Task requirements: Extract every line where the string "RESISTANCE" appears.

A block of data:

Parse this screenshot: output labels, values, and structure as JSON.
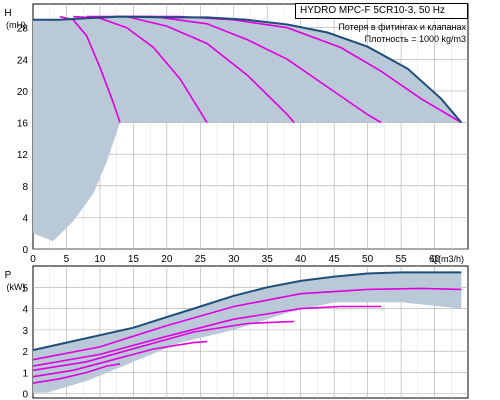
{
  "header": {
    "title": "HYDRO MPC-F 5CR10-3, 50 Hz",
    "note_line1": "Потеря в фитингах и клапанах",
    "note_line2": "Плотность = 1000 kg/m3"
  },
  "colors": {
    "envelope": "#b9c9d8",
    "max_curve": "#1f4e79",
    "speed_curve": "#e000e0",
    "grid": "#aaaaaa"
  },
  "chart_data": [
    {
      "type": "area",
      "panel": "head",
      "xlabel": "Q(m3/h)",
      "ylabel_symbol": "H",
      "ylabel_unit": "(mH)",
      "xlim": [
        0,
        65
      ],
      "ylim": [
        0,
        31
      ],
      "x_ticks": [
        0,
        5,
        10,
        15,
        20,
        25,
        30,
        35,
        40,
        45,
        50,
        55,
        60
      ],
      "y_ticks": [
        0,
        4,
        8,
        12,
        16,
        20,
        24,
        28
      ],
      "grid": true,
      "min_head_line": 16,
      "envelope_upper": [
        [
          0,
          29
        ],
        [
          4,
          29
        ],
        [
          8,
          29.2
        ],
        [
          13,
          29.4
        ],
        [
          20,
          29.3
        ],
        [
          26,
          29.3
        ],
        [
          32,
          29
        ],
        [
          38,
          28.4
        ],
        [
          44,
          27.4
        ],
        [
          50,
          25.6
        ],
        [
          56,
          22.8
        ],
        [
          61,
          19
        ],
        [
          64,
          16
        ]
      ],
      "envelope_lower": [
        [
          13,
          16
        ],
        [
          11,
          11
        ],
        [
          9,
          7
        ],
        [
          6,
          3.5
        ],
        [
          3,
          1
        ],
        [
          0,
          2
        ]
      ],
      "series": [
        {
          "points": [
            [
              4,
              29.4
            ],
            [
              6,
              29
            ],
            [
              8,
              27
            ],
            [
              10,
              23
            ],
            [
              12,
              18.5
            ],
            [
              13,
              16
            ]
          ]
        },
        {
          "points": [
            [
              6,
              29.4
            ],
            [
              10,
              29.2
            ],
            [
              14,
              28
            ],
            [
              18,
              25.5
            ],
            [
              22,
              21.5
            ],
            [
              26,
              16
            ]
          ]
        },
        {
          "points": [
            [
              8,
              29.4
            ],
            [
              14,
              29.4
            ],
            [
              20,
              28.2
            ],
            [
              26,
              26
            ],
            [
              32,
              22
            ],
            [
              38,
              17
            ],
            [
              39,
              16
            ]
          ]
        },
        {
          "points": [
            [
              12,
              29.4
            ],
            [
              18,
              29.4
            ],
            [
              26,
              28.5
            ],
            [
              32,
              26.5
            ],
            [
              38,
              24
            ],
            [
              44,
              20.5
            ],
            [
              50,
              17
            ],
            [
              52,
              16
            ]
          ]
        },
        {
          "points": [
            [
              14,
              29.4
            ],
            [
              22,
              29.4
            ],
            [
              30,
              29
            ],
            [
              38,
              28
            ],
            [
              46,
              25.5
            ],
            [
              52,
              22.5
            ],
            [
              58,
              19
            ],
            [
              64,
              16
            ]
          ]
        }
      ]
    },
    {
      "type": "area",
      "panel": "power",
      "ylabel_symbol": "P",
      "ylabel_unit": "(kW)",
      "xlim": [
        0,
        65
      ],
      "ylim": [
        -0.2,
        6
      ],
      "y_ticks": [
        0,
        1,
        2,
        3,
        4,
        5
      ],
      "grid": true,
      "envelope_upper": [
        [
          0,
          2.05
        ],
        [
          5,
          2.4
        ],
        [
          10,
          2.75
        ],
        [
          15,
          3.1
        ],
        [
          20,
          3.6
        ],
        [
          25,
          4.1
        ],
        [
          30,
          4.6
        ],
        [
          35,
          5.0
        ],
        [
          40,
          5.3
        ],
        [
          45,
          5.5
        ],
        [
          50,
          5.65
        ],
        [
          55,
          5.7
        ],
        [
          60,
          5.7
        ],
        [
          64,
          5.7
        ]
      ],
      "envelope_lower": [
        [
          64,
          4.0
        ],
        [
          55,
          4.3
        ],
        [
          45,
          4.3
        ],
        [
          38,
          3.8
        ],
        [
          30,
          3.0
        ],
        [
          22,
          2.4
        ],
        [
          15,
          1.5
        ],
        [
          8,
          0.6
        ],
        [
          2,
          0.05
        ],
        [
          0,
          0.05
        ]
      ],
      "series": [
        {
          "points": [
            [
              0,
              0.5
            ],
            [
              4,
              0.7
            ],
            [
              8,
              1.0
            ],
            [
              11,
              1.3
            ],
            [
              13,
              1.4
            ]
          ]
        },
        {
          "points": [
            [
              0,
              0.8
            ],
            [
              6,
              1.1
            ],
            [
              12,
              1.6
            ],
            [
              18,
              2.1
            ],
            [
              24,
              2.4
            ],
            [
              26,
              2.45
            ]
          ]
        },
        {
          "points": [
            [
              0,
              1.1
            ],
            [
              8,
              1.5
            ],
            [
              16,
              2.2
            ],
            [
              24,
              2.9
            ],
            [
              32,
              3.3
            ],
            [
              39,
              3.4
            ]
          ]
        },
        {
          "points": [
            [
              0,
              1.3
            ],
            [
              10,
              1.85
            ],
            [
              20,
              2.7
            ],
            [
              30,
              3.5
            ],
            [
              40,
              4.0
            ],
            [
              46,
              4.1
            ],
            [
              52,
              4.1
            ]
          ]
        },
        {
          "points": [
            [
              0,
              1.6
            ],
            [
              10,
              2.2
            ],
            [
              20,
              3.2
            ],
            [
              30,
              4.1
            ],
            [
              40,
              4.7
            ],
            [
              50,
              4.9
            ],
            [
              58,
              4.95
            ],
            [
              64,
              4.9
            ]
          ]
        },
        {
          "points": [
            [
              0,
              2.05
            ],
            [
              5,
              2.4
            ],
            [
              10,
              2.75
            ],
            [
              15,
              3.1
            ],
            [
              20,
              3.6
            ],
            [
              25,
              4.1
            ],
            [
              30,
              4.6
            ],
            [
              35,
              5.0
            ],
            [
              40,
              5.3
            ],
            [
              45,
              5.5
            ],
            [
              50,
              5.65
            ],
            [
              55,
              5.7
            ],
            [
              60,
              5.7
            ],
            [
              64,
              5.7
            ]
          ]
        }
      ]
    }
  ]
}
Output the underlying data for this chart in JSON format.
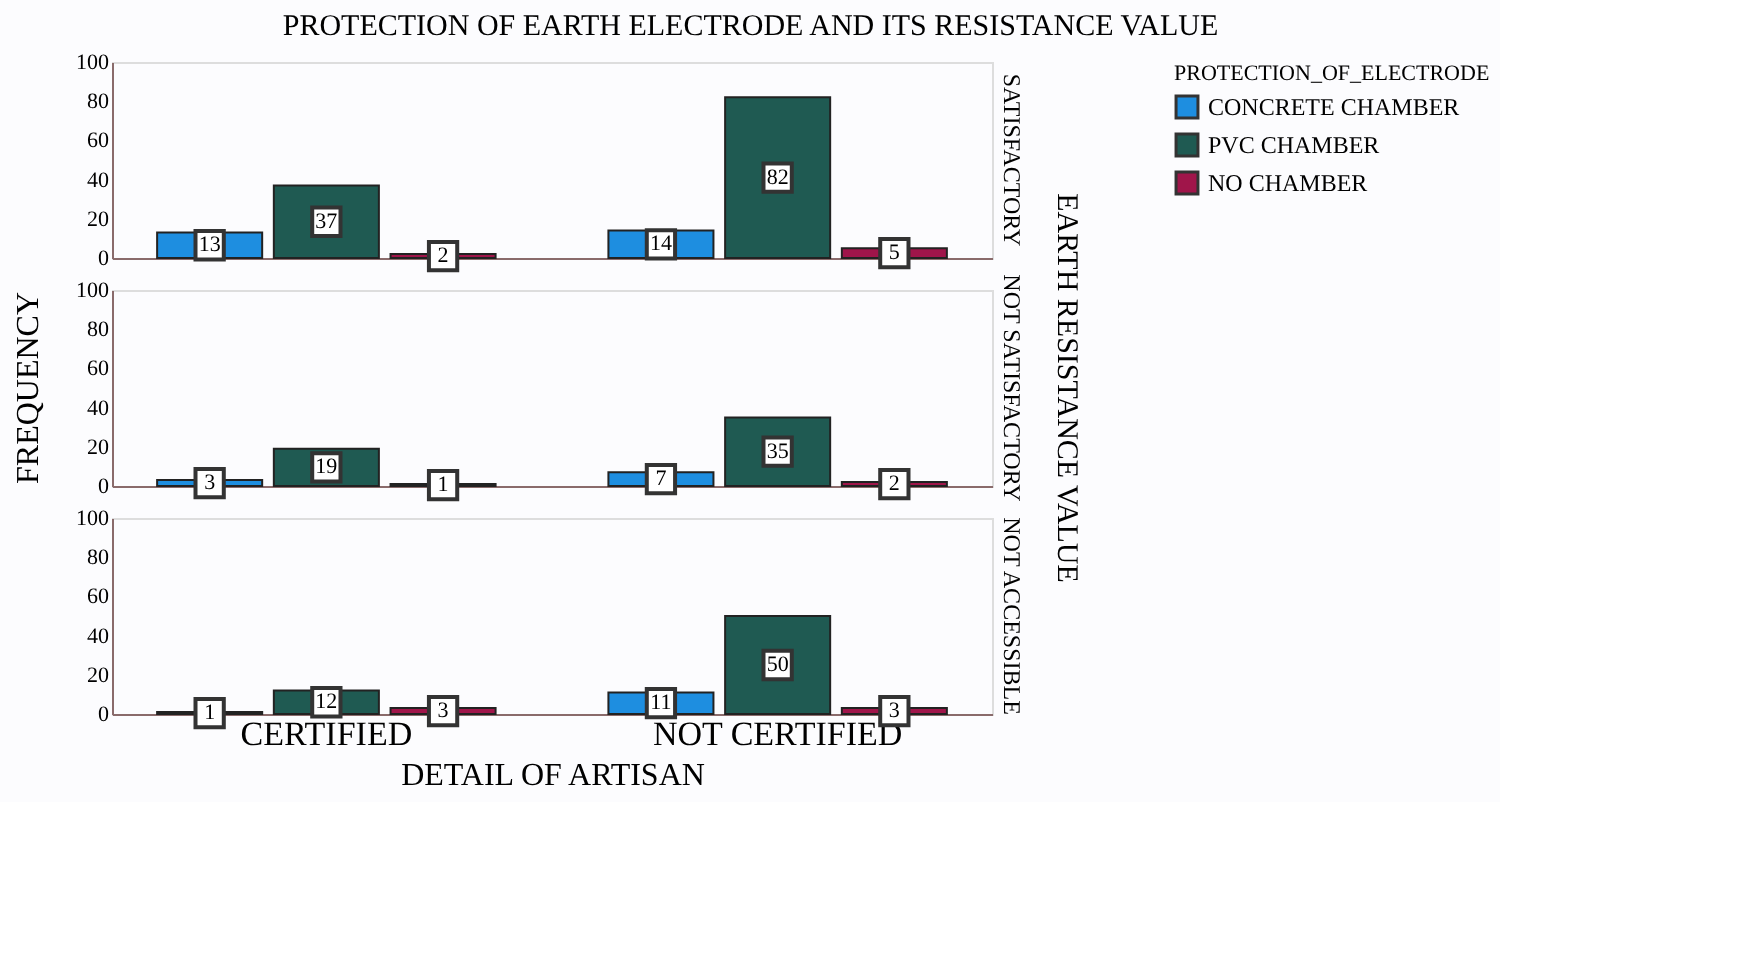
{
  "chart_data": [
    {
      "type": "bar",
      "title": "PROTECTION OF EARTH ELECTRODE AND ITS RESISTANCE VALUE",
      "subtitle": "SATISFACTORY",
      "legend_title": "PROTECTION_OF_ELECTRODE",
      "legend": "top right",
      "categories": [
        "CERTIFIED",
        "NOT CERTIFIED"
      ],
      "ylim": [
        0,
        100
      ],
      "yticks": [
        0,
        20,
        40,
        60,
        80,
        100
      ],
      "tick_labels": "y",
      "data_labels": true,
      "series": [
        {
          "name": "CONCRETE CHAMBER",
          "color": "#1e8ee0",
          "values": [
            13,
            14
          ]
        },
        {
          "name": "PVC CHAMBER",
          "color": "#1f5a52",
          "values": [
            37,
            82
          ]
        },
        {
          "name": "NO CHAMBER",
          "color": "#a0154a",
          "values": [
            2,
            5
          ]
        }
      ]
    },
    {
      "type": "bar",
      "subtitle": "NOT SATISFACTORY",
      "ylabel": "FREQUENCY",
      "y2label": "EARTH RESISTANCE VALUE",
      "categories": [
        "CERTIFIED",
        "NOT CERTIFIED"
      ],
      "ylim": [
        0,
        100
      ],
      "yticks": [
        0,
        20,
        40,
        60,
        80,
        100
      ],
      "tick_labels": "y",
      "data_labels": true,
      "series": [
        {
          "name": "CONCRETE CHAMBER",
          "color": "#1e8ee0",
          "values": [
            3,
            7
          ]
        },
        {
          "name": "PVC CHAMBER",
          "color": "#1f5a52",
          "values": [
            19,
            35
          ]
        },
        {
          "name": "NO CHAMBER",
          "color": "#a0154a",
          "values": [
            1,
            2
          ]
        }
      ]
    },
    {
      "type": "bar",
      "subtitle": "NOT ACCESSIBLE",
      "xlabel": "DETAIL OF ARTISAN",
      "categories": [
        "CERTIFIED",
        "NOT CERTIFIED"
      ],
      "ylim": [
        0,
        100
      ],
      "yticks": [
        0,
        20,
        40,
        60,
        80,
        100
      ],
      "data_labels": true,
      "series": [
        {
          "name": "CONCRETE CHAMBER",
          "color": "#1e8ee0",
          "values": [
            1,
            11
          ]
        },
        {
          "name": "PVC CHAMBER",
          "color": "#1f5a52",
          "values": [
            12,
            50
          ]
        },
        {
          "name": "NO CHAMBER",
          "color": "#a0154a",
          "values": [
            3,
            3
          ]
        }
      ]
    }
  ]
}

The reply:
      "title": "PROTECTION OF EARTH ELECTRODE AND ITS RESISTANCE VALUE",
      "y2label": "EARTH RESISTANCE VALUE",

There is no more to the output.